[Start Records for the task]
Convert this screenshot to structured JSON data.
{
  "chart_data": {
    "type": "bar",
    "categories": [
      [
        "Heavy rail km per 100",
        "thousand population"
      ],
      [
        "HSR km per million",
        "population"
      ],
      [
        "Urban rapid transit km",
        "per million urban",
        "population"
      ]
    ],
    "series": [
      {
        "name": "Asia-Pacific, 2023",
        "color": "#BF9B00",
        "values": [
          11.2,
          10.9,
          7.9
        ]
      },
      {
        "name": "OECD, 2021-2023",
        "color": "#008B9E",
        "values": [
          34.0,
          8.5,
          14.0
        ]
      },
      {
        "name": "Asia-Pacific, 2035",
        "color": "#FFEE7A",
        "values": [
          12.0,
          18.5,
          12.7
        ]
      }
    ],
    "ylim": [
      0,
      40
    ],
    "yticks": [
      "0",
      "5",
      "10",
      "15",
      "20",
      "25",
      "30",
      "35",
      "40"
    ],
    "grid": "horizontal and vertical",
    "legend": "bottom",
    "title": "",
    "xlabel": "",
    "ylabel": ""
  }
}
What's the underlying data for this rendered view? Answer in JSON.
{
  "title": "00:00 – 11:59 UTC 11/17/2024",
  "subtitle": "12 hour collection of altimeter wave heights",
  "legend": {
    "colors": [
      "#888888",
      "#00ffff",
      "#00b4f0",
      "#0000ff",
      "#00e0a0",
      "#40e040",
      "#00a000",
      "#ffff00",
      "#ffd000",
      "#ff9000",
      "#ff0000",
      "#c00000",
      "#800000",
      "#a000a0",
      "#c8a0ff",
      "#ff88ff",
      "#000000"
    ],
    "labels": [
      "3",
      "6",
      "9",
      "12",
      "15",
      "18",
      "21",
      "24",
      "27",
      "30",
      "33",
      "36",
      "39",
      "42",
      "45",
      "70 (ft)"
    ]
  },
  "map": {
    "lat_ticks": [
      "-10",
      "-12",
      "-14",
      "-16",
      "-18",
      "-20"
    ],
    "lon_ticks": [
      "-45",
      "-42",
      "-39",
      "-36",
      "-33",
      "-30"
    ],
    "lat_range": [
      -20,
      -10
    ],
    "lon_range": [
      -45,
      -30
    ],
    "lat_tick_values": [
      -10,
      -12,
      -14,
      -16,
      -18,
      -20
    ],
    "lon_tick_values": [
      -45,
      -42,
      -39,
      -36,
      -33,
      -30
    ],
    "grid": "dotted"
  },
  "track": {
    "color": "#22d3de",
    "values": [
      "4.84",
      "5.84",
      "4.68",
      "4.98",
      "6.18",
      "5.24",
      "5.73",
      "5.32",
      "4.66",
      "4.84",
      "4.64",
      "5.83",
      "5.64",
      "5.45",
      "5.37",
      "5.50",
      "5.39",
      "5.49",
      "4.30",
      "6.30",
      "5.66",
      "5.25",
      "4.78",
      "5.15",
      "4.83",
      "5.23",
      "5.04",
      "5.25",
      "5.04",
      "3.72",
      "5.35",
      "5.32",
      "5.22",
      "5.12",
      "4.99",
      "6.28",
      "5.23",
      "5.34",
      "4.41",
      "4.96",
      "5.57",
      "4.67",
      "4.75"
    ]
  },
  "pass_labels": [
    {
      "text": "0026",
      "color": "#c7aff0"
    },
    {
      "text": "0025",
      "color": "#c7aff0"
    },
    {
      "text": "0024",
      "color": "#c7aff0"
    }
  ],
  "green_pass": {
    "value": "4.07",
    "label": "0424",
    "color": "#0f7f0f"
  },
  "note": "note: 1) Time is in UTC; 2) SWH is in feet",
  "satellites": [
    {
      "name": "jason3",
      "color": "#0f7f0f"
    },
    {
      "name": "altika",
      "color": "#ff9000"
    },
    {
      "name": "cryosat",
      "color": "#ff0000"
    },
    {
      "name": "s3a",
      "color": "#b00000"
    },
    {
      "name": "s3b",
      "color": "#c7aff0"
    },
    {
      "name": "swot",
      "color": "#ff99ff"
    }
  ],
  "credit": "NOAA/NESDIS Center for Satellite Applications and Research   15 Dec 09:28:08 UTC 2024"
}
[End Records for the task]
- _The task_: Write out the entries in full, exactly as given.

- _Exercise solution_:
Convert this screenshot to structured JSON data.
{
  "chart_data": {
    "type": "bar",
    "categories": [
      [
        "Heavy rail km per 100",
        "thousand population"
      ],
      [
        "HSR km per million",
        "population"
      ],
      [
        "Urban rapid transit km",
        "per million urban",
        "population"
      ]
    ],
    "series": [
      {
        "name": "Asia-Pacific, 2023",
        "color": "#BF9B00",
        "values": [
          11.2,
          10.9,
          7.9
        ]
      },
      {
        "name": "OECD, 2021-2023",
        "color": "#008B9E",
        "values": [
          34.0,
          8.5,
          14.0
        ]
      },
      {
        "name": "Asia-Pacific, 2035",
        "color": "#FFEE7A",
        "values": [
          12.0,
          18.5,
          12.7
        ]
      }
    ],
    "ylim": [
      0,
      40
    ],
    "yticks": [
      "0",
      "5",
      "10",
      "15",
      "20",
      "25",
      "30",
      "35",
      "40"
    ],
    "grid": "horizontal and vertical",
    "legend": "bottom",
    "title": "",
    "xlabel": "",
    "ylabel": ""
  }
}
What's the underlying data for this rendered view? Answer in JSON.
{
  "title": "00:00 – 11:59 UTC 11/17/2024",
  "subtitle": "12 hour collection of altimeter wave heights",
  "legend": {
    "colors": [
      "#888888",
      "#00ffff",
      "#00b4f0",
      "#0000ff",
      "#00e0a0",
      "#40e040",
      "#00a000",
      "#ffff00",
      "#ffd000",
      "#ff9000",
      "#ff0000",
      "#c00000",
      "#800000",
      "#a000a0",
      "#c8a0ff",
      "#ff88ff",
      "#000000"
    ],
    "labels": [
      "3",
      "6",
      "9",
      "12",
      "15",
      "18",
      "21",
      "24",
      "27",
      "30",
      "33",
      "36",
      "39",
      "42",
      "45",
      "70 (ft)"
    ]
  },
  "map": {
    "lat_ticks": [
      "-10",
      "-12",
      "-14",
      "-16",
      "-18",
      "-20"
    ],
    "lon_ticks": [
      "-45",
      "-42",
      "-39",
      "-36",
      "-33",
      "-30"
    ],
    "lat_range": [
      -20,
      -10
    ],
    "lon_range": [
      -45,
      -30
    ],
    "lat_tick_values": [
      -10,
      -12,
      -14,
      -16,
      -18,
      -20
    ],
    "lon_tick_values": [
      -45,
      -42,
      -39,
      -36,
      -33,
      -30
    ],
    "grid": "dotted"
  },
  "track": {
    "color": "#22d3de",
    "values": [
      "4.84",
      "5.84",
      "4.68",
      "4.98",
      "6.18",
      "5.24",
      "5.73",
      "5.32",
      "4.66",
      "4.84",
      "4.64",
      "5.83",
      "5.64",
      "5.45",
      "5.37",
      "5.50",
      "5.39",
      "5.49",
      "4.30",
      "6.30",
      "5.66",
      "5.25",
      "4.78",
      "5.15",
      "4.83",
      "5.23",
      "5.04",
      "5.25",
      "5.04",
      "3.72",
      "5.35",
      "5.32",
      "5.22",
      "5.12",
      "4.99",
      "6.28",
      "5.23",
      "5.34",
      "4.41",
      "4.96",
      "5.57",
      "4.67",
      "4.75"
    ]
  },
  "pass_labels": [
    {
      "text": "0026",
      "color": "#c7aff0"
    },
    {
      "text": "0025",
      "color": "#c7aff0"
    },
    {
      "text": "0024",
      "color": "#c7aff0"
    }
  ],
  "green_pass": {
    "value": "4.07",
    "label": "0424",
    "color": "#0f7f0f"
  },
  "note": "note: 1) Time is in UTC; 2) SWH is in feet",
  "satellites": [
    {
      "name": "jason3",
      "color": "#0f7f0f"
    },
    {
      "name": "altika",
      "color": "#ff9000"
    },
    {
      "name": "cryosat",
      "color": "#ff0000"
    },
    {
      "name": "s3a",
      "color": "#b00000"
    },
    {
      "name": "s3b",
      "color": "#c7aff0"
    },
    {
      "name": "swot",
      "color": "#ff99ff"
    }
  ],
  "credit": "NOAA/NESDIS Center for Satellite Applications and Research   15 Dec 09:28:08 UTC 2024"
}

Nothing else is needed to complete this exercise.